(Saved entries)
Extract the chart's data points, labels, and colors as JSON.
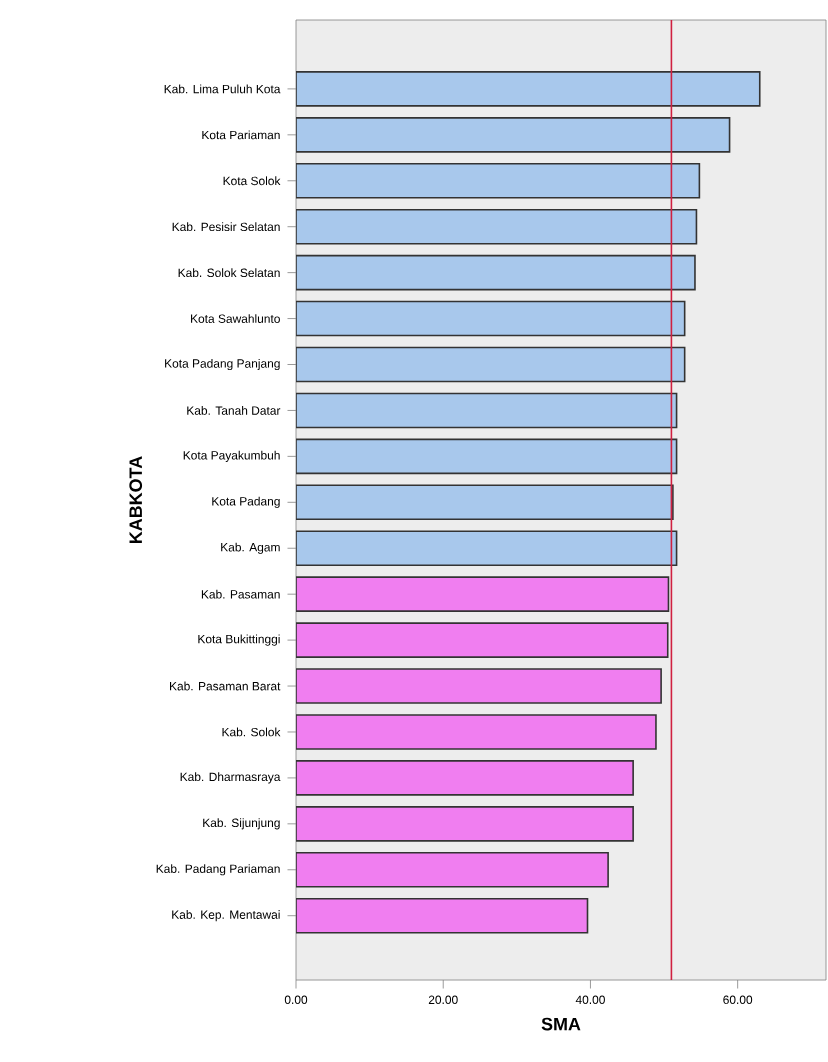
{
  "chart_data": {
    "type": "bar",
    "orientation": "horizontal",
    "xlabel": "SMA",
    "ylabel": "KABKOTA",
    "categories": [
      "Kab. Lima Puluh Kota",
      "Kota Pariaman",
      "Kota Solok",
      "Kab. Pesisir Selatan",
      "Kab. Solok Selatan",
      "Kota Sawahlunto",
      "Kota Padang Panjang",
      "Kab. Tanah Datar",
      "Kota Payakumbuh",
      "Kota Padang",
      "Kab. Agam",
      "Kab. Pasaman",
      "Kota Bukittinggi",
      "Kab. Pasaman Barat",
      "Kab. Solok",
      "Kab. Dharmasraya",
      "Kab. Sijunjung",
      "Kab. Padang Pariaman",
      "Kab. Kep. Mentawai"
    ],
    "values": [
      63.0,
      58.9,
      54.8,
      54.4,
      54.2,
      52.8,
      52.8,
      51.7,
      51.7,
      51.2,
      51.7,
      50.6,
      50.5,
      49.6,
      48.9,
      45.8,
      45.8,
      42.4,
      39.6
    ],
    "colors": [
      "#a8c8ec",
      "#a8c8ec",
      "#a8c8ec",
      "#a8c8ec",
      "#a8c8ec",
      "#a8c8ec",
      "#a8c8ec",
      "#a8c8ec",
      "#a8c8ec",
      "#a8c8ec",
      "#a8c8ec",
      "#f07ef0",
      "#f07ef0",
      "#f07ef0",
      "#f07ef0",
      "#f07ef0",
      "#f07ef0",
      "#f07ef0",
      "#f07ef0"
    ],
    "xlim": [
      0,
      72
    ],
    "xticks": [
      {
        "value": 0,
        "label": "0.00"
      },
      {
        "value": 20,
        "label": "20.00"
      },
      {
        "value": 40,
        "label": "40.00"
      },
      {
        "value": 60,
        "label": "60.00"
      }
    ],
    "ref_lines": [
      {
        "axis": "x",
        "value": 51,
        "color": "#d02040"
      }
    ],
    "grid": false
  }
}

* Exercise aim:
Keep the pictures out of the copy and write out the data exactly as it stands.

* Correct output:
Extract the chart's data points, labels, and colors as JSON.
{
  "chart_data": {
    "type": "bar",
    "orientation": "horizontal",
    "xlabel": "SMA",
    "ylabel": "KABKOTA",
    "categories": [
      "Kab. Lima Puluh Kota",
      "Kota Pariaman",
      "Kota Solok",
      "Kab. Pesisir Selatan",
      "Kab. Solok Selatan",
      "Kota Sawahlunto",
      "Kota Padang Panjang",
      "Kab. Tanah Datar",
      "Kota Payakumbuh",
      "Kota Padang",
      "Kab. Agam",
      "Kab. Pasaman",
      "Kota Bukittinggi",
      "Kab. Pasaman Barat",
      "Kab. Solok",
      "Kab. Dharmasraya",
      "Kab. Sijunjung",
      "Kab. Padang Pariaman",
      "Kab. Kep. Mentawai"
    ],
    "values": [
      63.0,
      58.9,
      54.8,
      54.4,
      54.2,
      52.8,
      52.8,
      51.7,
      51.7,
      51.2,
      51.7,
      50.6,
      50.5,
      49.6,
      48.9,
      45.8,
      45.8,
      42.4,
      39.6
    ],
    "colors": [
      "#a8c8ec",
      "#a8c8ec",
      "#a8c8ec",
      "#a8c8ec",
      "#a8c8ec",
      "#a8c8ec",
      "#a8c8ec",
      "#a8c8ec",
      "#a8c8ec",
      "#a8c8ec",
      "#a8c8ec",
      "#f07ef0",
      "#f07ef0",
      "#f07ef0",
      "#f07ef0",
      "#f07ef0",
      "#f07ef0",
      "#f07ef0",
      "#f07ef0"
    ],
    "xlim": [
      0,
      72
    ],
    "xticks": [
      {
        "value": 0,
        "label": "0.00"
      },
      {
        "value": 20,
        "label": "20.00"
      },
      {
        "value": 40,
        "label": "40.00"
      },
      {
        "value": 60,
        "label": "60.00"
      }
    ],
    "ref_lines": [
      {
        "axis": "x",
        "value": 51,
        "color": "#d02040"
      }
    ],
    "grid": false
  }
}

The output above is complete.